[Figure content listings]
* BEGIN *
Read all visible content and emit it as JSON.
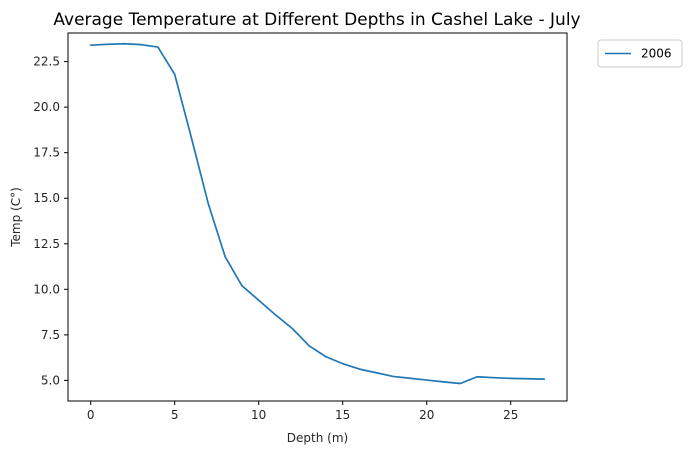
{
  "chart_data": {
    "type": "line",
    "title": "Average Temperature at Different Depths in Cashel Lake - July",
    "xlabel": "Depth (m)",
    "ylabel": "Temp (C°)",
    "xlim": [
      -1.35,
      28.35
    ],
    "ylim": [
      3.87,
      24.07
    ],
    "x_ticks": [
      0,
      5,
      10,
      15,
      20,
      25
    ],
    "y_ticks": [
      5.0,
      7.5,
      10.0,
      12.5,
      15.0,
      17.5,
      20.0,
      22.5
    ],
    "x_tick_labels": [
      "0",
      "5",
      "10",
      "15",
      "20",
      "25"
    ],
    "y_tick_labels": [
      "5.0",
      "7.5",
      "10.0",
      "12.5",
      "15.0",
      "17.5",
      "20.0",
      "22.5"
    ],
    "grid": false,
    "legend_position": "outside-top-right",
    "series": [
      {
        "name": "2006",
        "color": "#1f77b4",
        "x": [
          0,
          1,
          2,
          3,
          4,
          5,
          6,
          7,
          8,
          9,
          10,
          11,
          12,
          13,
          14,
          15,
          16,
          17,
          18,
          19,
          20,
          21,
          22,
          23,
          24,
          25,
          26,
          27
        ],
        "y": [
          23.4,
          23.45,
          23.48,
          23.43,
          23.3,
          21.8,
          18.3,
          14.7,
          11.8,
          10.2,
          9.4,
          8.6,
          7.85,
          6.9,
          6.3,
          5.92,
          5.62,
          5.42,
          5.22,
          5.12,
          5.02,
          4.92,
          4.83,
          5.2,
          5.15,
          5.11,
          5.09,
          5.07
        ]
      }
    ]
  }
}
* END *
* BEGIN *
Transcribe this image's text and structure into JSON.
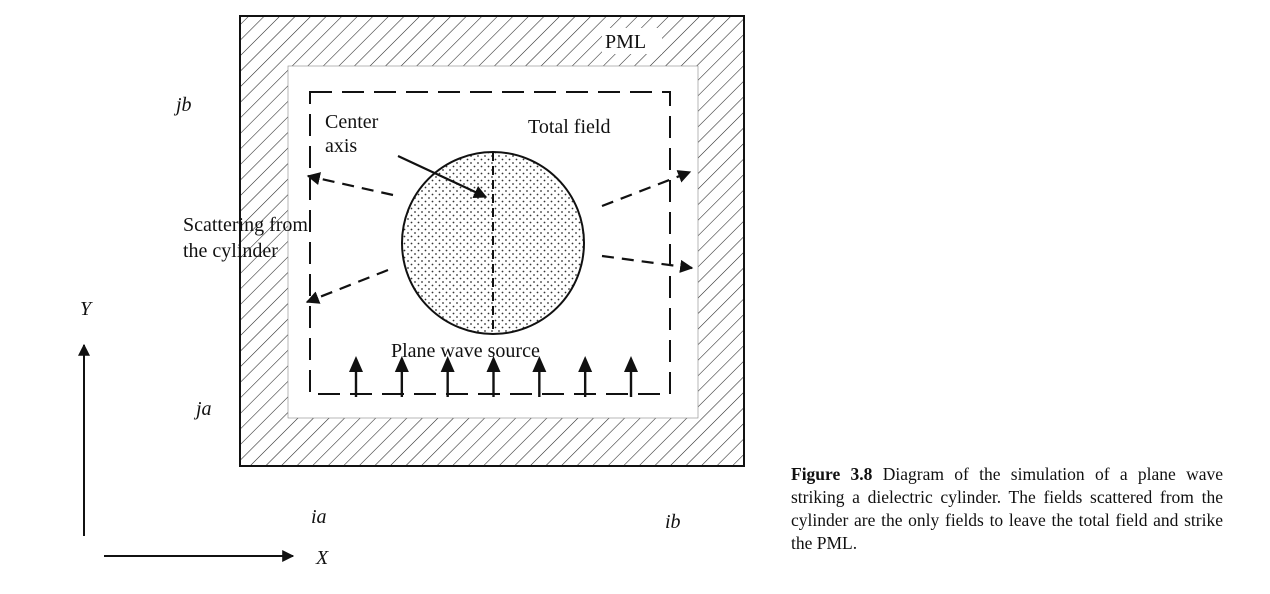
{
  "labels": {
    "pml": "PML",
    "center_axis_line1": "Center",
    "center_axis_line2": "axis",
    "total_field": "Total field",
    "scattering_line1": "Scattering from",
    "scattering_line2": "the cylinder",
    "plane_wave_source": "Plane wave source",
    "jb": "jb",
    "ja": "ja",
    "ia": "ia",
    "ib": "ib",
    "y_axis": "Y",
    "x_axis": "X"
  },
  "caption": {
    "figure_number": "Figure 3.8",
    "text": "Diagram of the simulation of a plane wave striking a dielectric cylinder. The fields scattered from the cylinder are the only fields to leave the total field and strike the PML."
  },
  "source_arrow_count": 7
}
* END *
(WHAT YOU WILL DO) Go through the records and gather the lines that hold "field".

(THE ANSWER)
    "total_field": "Total field",
    "text": "Diagram of the simulation of a plane wave striking a dielectric cylinder. The fields scattered from the cylinder are the only fields to leave the total field and strike the PML."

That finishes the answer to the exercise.